>> START Material supplied
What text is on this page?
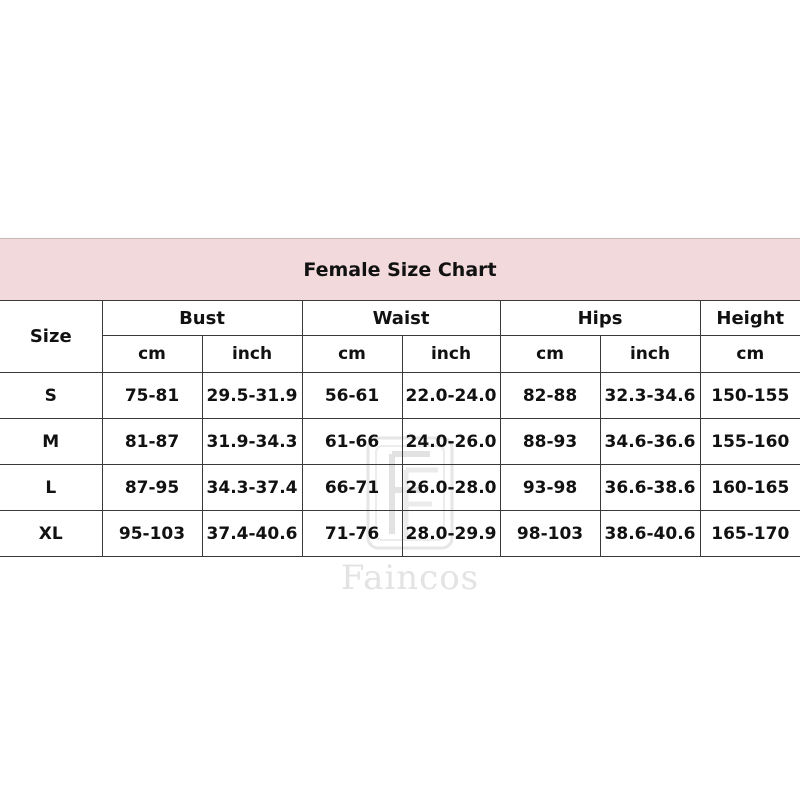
Female Size Chart
Faincos
Size	Bust		Waist		Hips		Height
	cm	inch	cm	inch	cm	inch	cm
S	75-81	29.5-31.9	56-61	22.0-24.0	82-88	32.3-34.6	150-155
M	81-87	31.9-34.3	61-66	24.0-26.0	88-93	34.6-36.6	155-160
L	87-95	34.3-37.4	66-71	26.0-28.0	93-98	36.6-38.6	160-165
XL	95-103	37.4-40.6	71-76	28.0-29.9	98-103	38.6-40.6	165-170
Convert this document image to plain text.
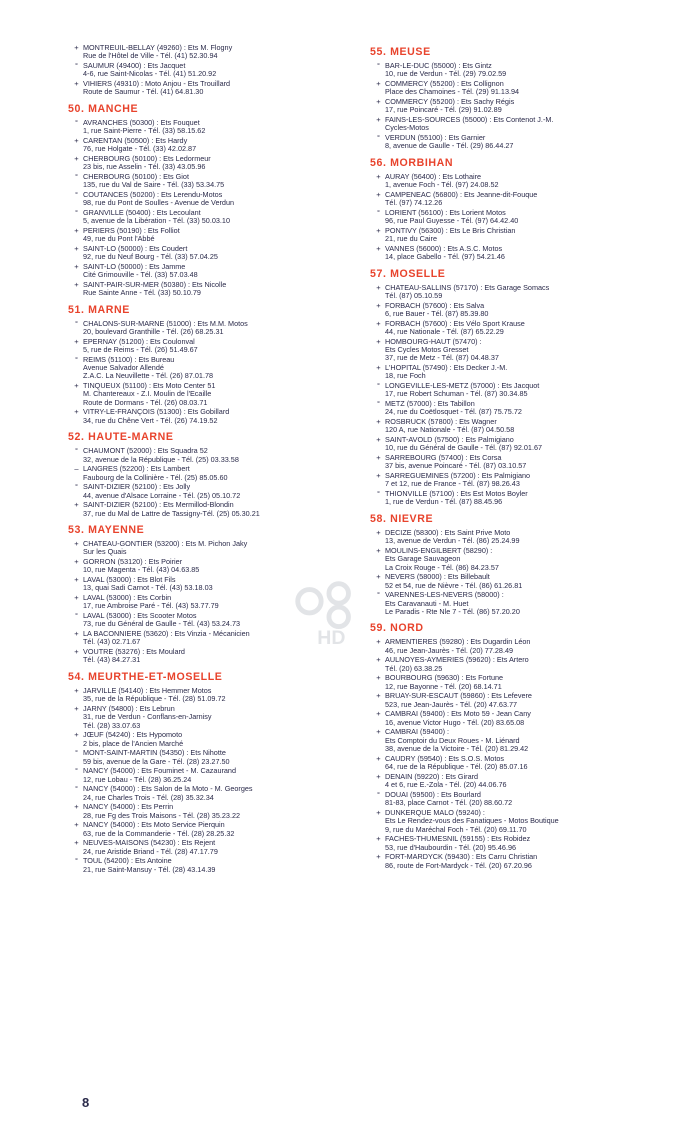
+ MONTREUIL-BELLAY (49260) : Ets M. Flogny
Rue de l'Hôtel de Ville - Tél. (41) 52.30.94
° SAUMUR (49400) : Ets Jacquet
4-6, rue Saint-Nicolas - Tél. (41) 51.20.92
+ VIHIERS (49310) : Moto Anjou - Ets Trouillard
Route de Saumur - Tél. (41) 64.81.30
50. MANCHE
° AVRANCHES (50300) : Ets Fouquet
1, rue Saint-Pierre - Tél. (33) 58.15.62
+ CARENTAN (50500) : Ets Hardy
76, rue Holgate - Tél. (33) 42.02.87
+ CHERBOURG (50100) : Ets Ledormeur
23 bis, rue Asselin - Tél. (33) 43.05.96
° CHERBOURG (50100) : Ets Giot
135, rue du Val de Saire - Tél. (33) 53.34.75
° COUTANCES (50200) : Ets Lerendu-Motos
98, rue du Pont de Soulles - Avenue de Verdun
° GRANVILLE (50400) : Ets Lecoulant
5, avenue de la Libération - Tél. (33) 50.03.10
+ PERIERS (50190) : Ets Folliot
49, rue du Pont l'Abbé
+ SAINT-LO (50000) : Ets Coudert
92, rue du Neuf Bourg - Tél. (33) 57.04.25
+ SAINT-LO (50000) : Ets Jamme
Cité Grimouville - Tél. (33) 57.03.48
+ SAINT-PAIR-SUR-MER (50380) : Ets Nicolle
Rue Sainte Anne - Tél. (33) 50.10.79
51. MARNE
° CHALONS-SUR-MARNE (51000) : Ets M.M. Motos
20, boulevard Granthille - Tél. (26) 68.25.31
+ EPERNAY (51200) : Ets Coulonval
5, rue de Reims - Tél. (26) 51.49.67
° REIMS (51100) : Ets Bureau
Avenue Salvador Allendé
Z.A.C. La Neuvillette - Tél. (26) 87.01.78
+ TINQUEUX (51100) : Ets Moto Center 51
M. Chantereaux - Z.I. Moulin de l'Ecaille
Route de Dormans - Tél. (26) 08.03.71
+ VITRY-LE-FRANÇOIS (51300) : Ets Gobillard
34, rue du Chêne Vert - Tél. (26) 74.19.52
52. HAUTE-MARNE
° CHAUMONT (52000) : Ets Squadra 52
32, avenue de la République - Tél. (25) 03.33.58
– LANGRES (52200) : Ets Lambert
Faubourg de la Collinière - Tél. (25) 85.05.60
° SAINT-DIZIER (52100) : Ets Jolly
44, avenue d'Alsace Lorraine - Tél. (25) 05.10.72
+ SAINT-DIZIER (52100) : Ets Mermillod-Blondin
37, rue du Mal de Lattre de Tassigny-Tél. (25) 05.30.21
53. MAYENNE
+ CHATEAU-GONTIER (53200) : Ets M. Pichon Jaky
Sur les Quais
+ GORRON (53120) : Ets Poirier
10, rue Magenta - Tél. (43) 04.63.85
+ LAVAL (53000) : Ets Blot Fils
13, quai Sadi Carnot - Tél. (43) 53.18.03
+ LAVAL (53000) : Ets Corbin
17, rue Ambroise Paré - Tél. (43) 53.77.79
° LAVAL (53000) : Ets Scooter Motos
73, rue du Général de Gaulle - Tél. (43) 53.24.73
+ LA BACONNIERE (53620) : Ets Vinzia - Mécanicien
Tél. (43) 02.71.67
+ VOUTRE (53276) : Ets Moulard
Tél. (43) 84.27.31
54. MEURTHE-ET-MOSELLE
+ JARVILLE (54140) : Ets Hemmer Motos
35, rue de la République - Tél. (28) 51.09.72
+ JARNY (54800) : Ets Lebrun
31, rue de Verdun - Conflans-en-Jarnisy
Tél. (28) 33.07.63
+ JŒUF (54240) : Ets Hypomoto
2 bis, place de l'Ancien Marché
° MONT-SAINT-MARTIN (54350) : Ets Nihotte
59 bis, avenue de la Gare - Tél. (28) 23.27.50
° NANCY (54000) : Ets Fouminet - M. Cazaurand
12, rue Lobau - Tél. (28) 36.25.24
° NANCY (54000) : Ets Salon de la Moto - M. Georges
24, rue Charles Trois - Tél. (28) 35.32.34
+ NANCY (54000) : Ets Perrin
28, rue Fg des Trois Maisons - Tél. (28) 35.23.22
+ NANCY (54000) : Ets Moto Service Pierquin
63, rue de la Commanderie - Tél. (28) 28.25.32
+ NEUVES-MAISONS (54230) : Ets Rejent
24, rue Aristide Briand - Tél. (28) 47.17.79
° TOUL (54200) : Ets Antoine
21, rue Saint-Mansuy - Tél. (28) 43.14.39
55. MEUSE
° BAR-LE-DUC (55000) : Ets Gintz
10, rue de Verdun - Tél. (29) 79.02.59
+ COMMERCY (55200) : Ets Collignon
Place des Chamoines - Tél. (29) 91.13.94
+ COMMERCY (55200) : Ets Sachy Régis
17, rue Poincaré - Tél. (29) 91.02.89
+ FAINS-LES-SOURCES (55000) : Ets Contenot J.-M.
Cycles-Motos
° VERDUN (55100) : Ets Garnier
8, avenue de Gaulle - Tél. (29) 86.44.27
56. MORBIHAN
+ AURAY (56400) : Ets Lothaire
1, avenue Foch - Tél. (97) 24.08.52
+ CAMPENEAC (56800) : Ets Jeanne-dit-Fouque
Tél. (97) 74.12.26
° LORIENT (56100) : Ets Lorient Motos
96, rue Paul Guyesse - Tél. (97) 64.42.40
+ PONTIVY (56300) : Ets Le Bris Christian
21, rue du Caire
+ VANNES (56000) : Ets A.S.C. Motos
14, place Gabello - Tél. (97) 54.21.46
57. MOSELLE
+ CHATEAU-SALLINS (57170) : Ets Garage Somacs
Tél. (87) 05.10.59
+ FORBACH (57600) : Ets Salva
6, rue Bauer - Tél. (87) 85.39.80
+ FORBACH (57600) : Ets Vélo Sport Krause
44, rue Nationale - Tél. (87) 65.22.29
+ HOMBOURG-HAUT (57470) :
Ets Cycles Motos Gresset
37, rue de Metz - Tél. (87) 04.48.37
+ L'HOPITAL (57490) : Ets Decker J.-M.
18, rue Foch
° LONGEVILLE-LES-METZ (57000) : Ets Jacquot
17, rue Robert Schuman - Tél. (87) 30.34.85
° METZ (57000) : Ets Tabillon
24, rue du Coëtlosquet - Tél. (87) 75.75.72
+ ROSBRUCK (57800) : Ets Wagner
120 A, rue Nationale - Tél. (87) 04.50.58
+ SAINT-AVOLD (57500) : Ets Palmigiano
10, rue du Général de Gaulle - Tél. (87) 92.01.67
+ SARREBOURG (57400) : Ets Corsa
37 bis, avenue Poincaré - Tél. (87) 03.10.57
+ SARREGUEMINES (57200) : Ets Palmigiano
7 et 12, rue de France - Tél. (87) 98.26.43
° THIONVILLE (57100) : Ets Est Motos Boyler
1, rue de Verdun - Tél. (87) 88.45.96
58. NIEVRE
+ DECIZE (58300) : Ets Saint Prive Moto
13, avenue de Verdun - Tél. (86) 25.24.99
+ MOULINS-ENGILBERT (58290) :
Ets Garage Sauvageon
La Croix Rouge - Tél. (86) 84.23.57
+ NEVERS (58000) : Ets Billebault
52 et 54, rue de Nièvre - Tél. (86) 61.26.81
° VARENNES-LES-NEVERS (58000) :
Ets Caravanauti - M. Huet
Le Paradis - Rte Nle 7 - Tél. (86) 57.20.20
59. NORD
+ ARMENTIERES (59280) : Ets Dugardin Léon
46, rue Jean-Jaurès - Tél. (20) 77.28.49
+ AULNOYES-AYMERIES (59620) : Ets Artero
Tél. (20) 63.38.25
+ BOURBOURG (59630) : Ets Fortune
12, rue Bayonne - Tél. (20) 68.14.71
+ BRUAY-SUR-ESCAUT (59860) : Ets Lefevere
523, rue Jean-Jaurès - Tél. (20) 47.63.77
+ CAMBRAI (59400) : Ets Moto 59 - Jean Cany
16, avenue Victor Hugo - Tél. (20) 83.65.08
+ CAMBRAI (59400) :
Ets Comptoir du Deux Roues - M. Liénard
38, avenue de la Victoire - Tél. (20) 81.29.42
+ CAUDRY (59540) : Ets S.O.S. Motos
64, rue de la République - Tél. (20) 85.07.16
+ DENAIN (59220) : Ets Girard
4 et 6, rue E.-Zola - Tél. (20) 44.06.76
° DOUAI (59500) : Ets Bourlard
81-83, place Carnot - Tél. (20) 88.60.72
+ DUNKERQUE MALO (59240) :
Ets Le Rendez-vous des Fanatiques - Motos Boutique
9, rue du Maréchal Foch - Tél. (20) 69.11.70
+ FACHES-THUMESNIL (59155) : Ets Robidez
53, rue d'Haubourdin - Tél. (20) 95.46.96
+ FORT-MARDYCK (59430) : Ets Carru Christian
86, route de Fort-Mardyck - Tél. (20) 67.20.96
HD
8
>> END Material supplied
▶ _What is needed_:
Copy each line in the data that holds the word "Nationale".

▶ _Full answer_:
44, rue Nationale - Tél. (87) 65.22.29
120 A, rue Nationale - Tél. (87) 04.50.58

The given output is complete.